▸ **Written instruction**
In the material below, identify each line bearing the word "Record". Reproduce those lines.

===

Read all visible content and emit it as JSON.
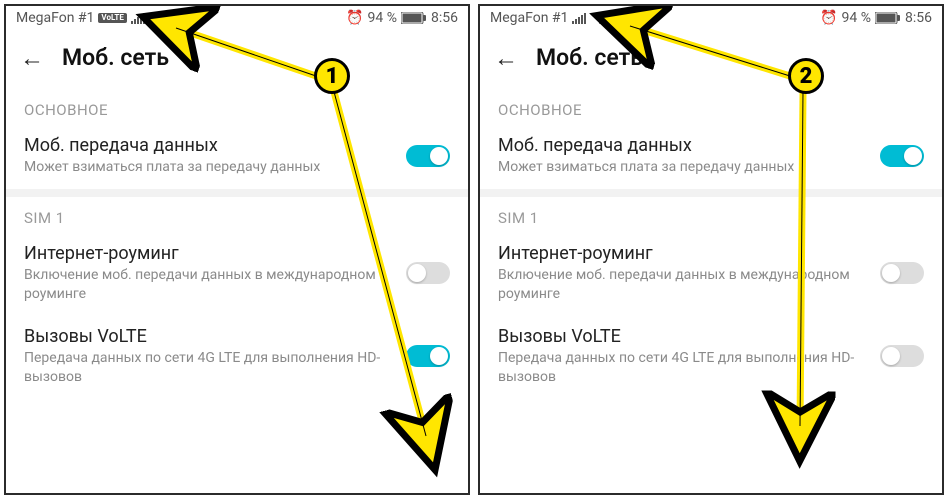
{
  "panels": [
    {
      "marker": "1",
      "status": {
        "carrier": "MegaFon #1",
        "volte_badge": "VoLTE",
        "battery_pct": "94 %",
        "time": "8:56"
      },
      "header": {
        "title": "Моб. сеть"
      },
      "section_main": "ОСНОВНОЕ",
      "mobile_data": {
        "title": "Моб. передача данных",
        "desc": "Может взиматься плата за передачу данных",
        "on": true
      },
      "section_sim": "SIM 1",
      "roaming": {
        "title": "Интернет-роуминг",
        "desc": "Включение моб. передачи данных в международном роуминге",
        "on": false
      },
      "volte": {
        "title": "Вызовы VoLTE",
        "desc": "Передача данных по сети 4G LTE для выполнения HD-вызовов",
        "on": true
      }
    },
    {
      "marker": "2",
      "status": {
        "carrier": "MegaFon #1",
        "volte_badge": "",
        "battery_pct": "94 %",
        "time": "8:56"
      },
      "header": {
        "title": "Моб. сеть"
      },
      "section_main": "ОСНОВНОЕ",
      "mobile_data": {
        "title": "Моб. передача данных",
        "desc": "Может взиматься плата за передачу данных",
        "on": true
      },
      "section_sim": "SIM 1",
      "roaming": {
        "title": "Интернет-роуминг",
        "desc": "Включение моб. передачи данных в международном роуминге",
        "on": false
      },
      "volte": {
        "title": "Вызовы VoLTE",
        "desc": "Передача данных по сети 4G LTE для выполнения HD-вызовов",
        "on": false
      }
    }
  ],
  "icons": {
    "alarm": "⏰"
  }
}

===

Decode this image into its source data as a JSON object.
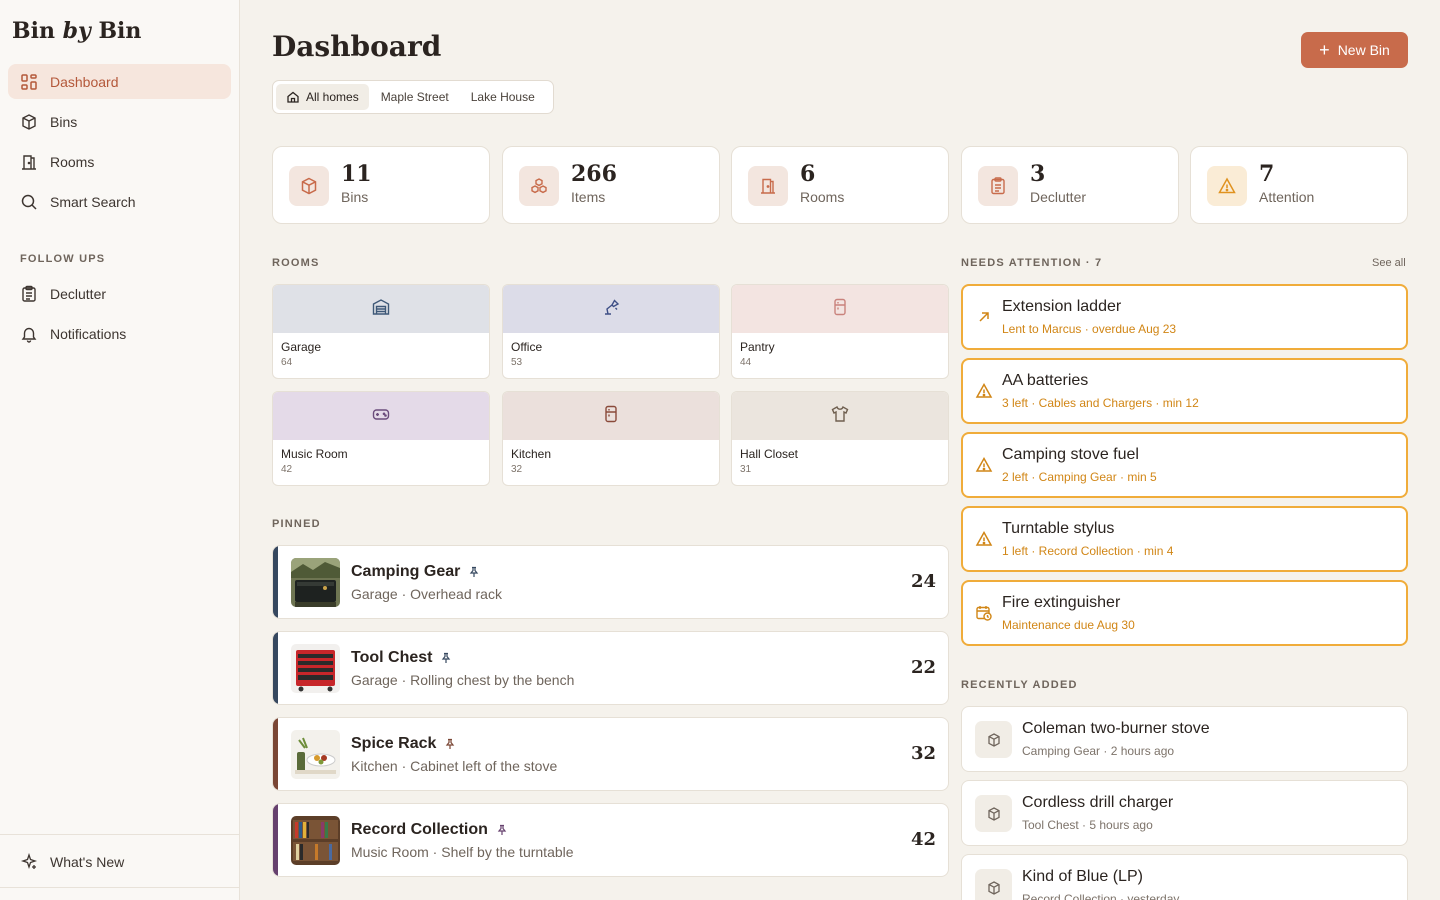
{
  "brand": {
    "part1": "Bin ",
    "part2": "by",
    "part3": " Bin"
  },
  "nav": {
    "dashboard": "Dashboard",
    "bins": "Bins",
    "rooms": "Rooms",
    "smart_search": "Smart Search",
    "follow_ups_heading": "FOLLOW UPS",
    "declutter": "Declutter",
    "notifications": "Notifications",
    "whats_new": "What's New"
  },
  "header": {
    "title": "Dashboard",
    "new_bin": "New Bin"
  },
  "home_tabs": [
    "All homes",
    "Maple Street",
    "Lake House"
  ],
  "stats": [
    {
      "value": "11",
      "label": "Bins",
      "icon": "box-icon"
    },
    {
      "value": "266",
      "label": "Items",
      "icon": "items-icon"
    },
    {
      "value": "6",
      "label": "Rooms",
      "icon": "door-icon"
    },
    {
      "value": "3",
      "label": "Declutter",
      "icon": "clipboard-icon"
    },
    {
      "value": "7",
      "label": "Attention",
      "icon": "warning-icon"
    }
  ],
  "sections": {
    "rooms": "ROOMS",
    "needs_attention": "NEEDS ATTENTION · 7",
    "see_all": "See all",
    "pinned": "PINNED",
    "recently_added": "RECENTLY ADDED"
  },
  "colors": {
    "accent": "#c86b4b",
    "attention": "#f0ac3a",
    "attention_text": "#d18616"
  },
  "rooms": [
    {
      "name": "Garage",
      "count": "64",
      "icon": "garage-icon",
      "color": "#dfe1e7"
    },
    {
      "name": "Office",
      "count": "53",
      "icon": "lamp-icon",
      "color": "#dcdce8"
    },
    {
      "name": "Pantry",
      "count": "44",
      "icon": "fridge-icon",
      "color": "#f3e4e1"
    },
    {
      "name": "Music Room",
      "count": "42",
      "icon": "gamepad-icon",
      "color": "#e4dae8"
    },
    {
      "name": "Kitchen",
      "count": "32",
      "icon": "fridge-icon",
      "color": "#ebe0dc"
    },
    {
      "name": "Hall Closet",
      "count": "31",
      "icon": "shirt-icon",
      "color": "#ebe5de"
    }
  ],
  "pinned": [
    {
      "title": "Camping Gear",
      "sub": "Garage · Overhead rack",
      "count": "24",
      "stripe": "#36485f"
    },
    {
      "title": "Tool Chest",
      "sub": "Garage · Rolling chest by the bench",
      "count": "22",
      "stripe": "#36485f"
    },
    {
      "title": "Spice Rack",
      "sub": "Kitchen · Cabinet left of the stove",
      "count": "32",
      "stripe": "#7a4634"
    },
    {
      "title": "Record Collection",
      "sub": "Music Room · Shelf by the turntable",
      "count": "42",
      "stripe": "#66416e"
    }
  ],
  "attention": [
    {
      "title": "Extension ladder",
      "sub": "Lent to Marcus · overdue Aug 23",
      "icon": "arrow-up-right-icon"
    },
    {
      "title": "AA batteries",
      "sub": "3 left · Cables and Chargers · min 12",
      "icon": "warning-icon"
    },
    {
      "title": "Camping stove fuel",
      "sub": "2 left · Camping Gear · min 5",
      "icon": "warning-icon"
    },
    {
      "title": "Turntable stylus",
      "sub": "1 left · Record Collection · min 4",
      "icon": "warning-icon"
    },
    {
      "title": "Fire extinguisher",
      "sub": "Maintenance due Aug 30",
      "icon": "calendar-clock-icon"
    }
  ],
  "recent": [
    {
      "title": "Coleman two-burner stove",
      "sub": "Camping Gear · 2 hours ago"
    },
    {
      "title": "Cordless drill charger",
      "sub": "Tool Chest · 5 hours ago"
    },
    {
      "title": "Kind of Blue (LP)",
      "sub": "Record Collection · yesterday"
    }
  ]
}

===

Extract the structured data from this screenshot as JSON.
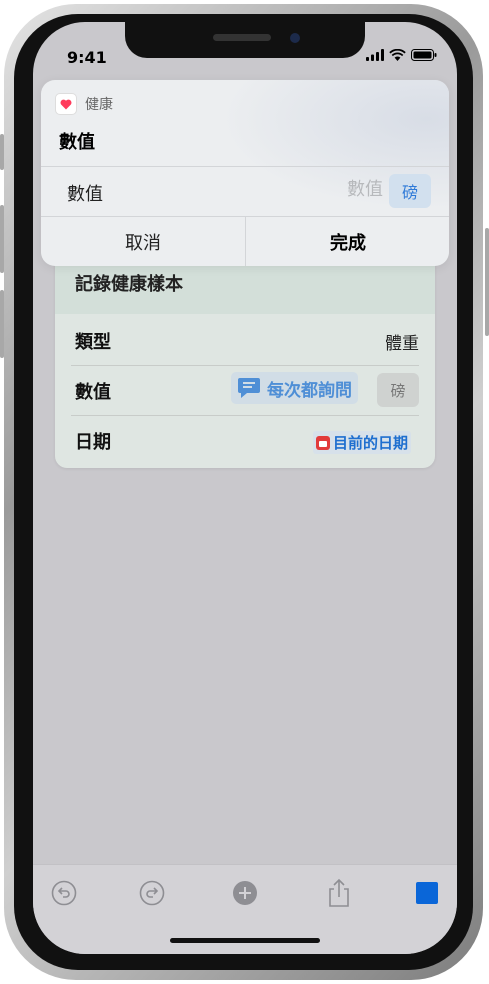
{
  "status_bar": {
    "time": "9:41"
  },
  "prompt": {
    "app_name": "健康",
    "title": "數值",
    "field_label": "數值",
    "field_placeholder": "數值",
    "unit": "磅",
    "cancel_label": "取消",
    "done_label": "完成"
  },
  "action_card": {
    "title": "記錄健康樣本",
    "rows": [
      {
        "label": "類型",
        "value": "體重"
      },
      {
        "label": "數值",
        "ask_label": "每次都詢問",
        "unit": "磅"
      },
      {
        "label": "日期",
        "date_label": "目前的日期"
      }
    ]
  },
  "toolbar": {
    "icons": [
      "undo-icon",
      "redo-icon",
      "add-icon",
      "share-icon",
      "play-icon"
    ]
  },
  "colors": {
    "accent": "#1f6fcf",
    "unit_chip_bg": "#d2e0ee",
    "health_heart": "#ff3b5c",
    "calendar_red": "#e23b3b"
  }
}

===

▸ **Task output**
      "title": "Record Collection",
      "sub": "1 left · Record Collection · min 4",
      "sub": "Record Collection · yesterday"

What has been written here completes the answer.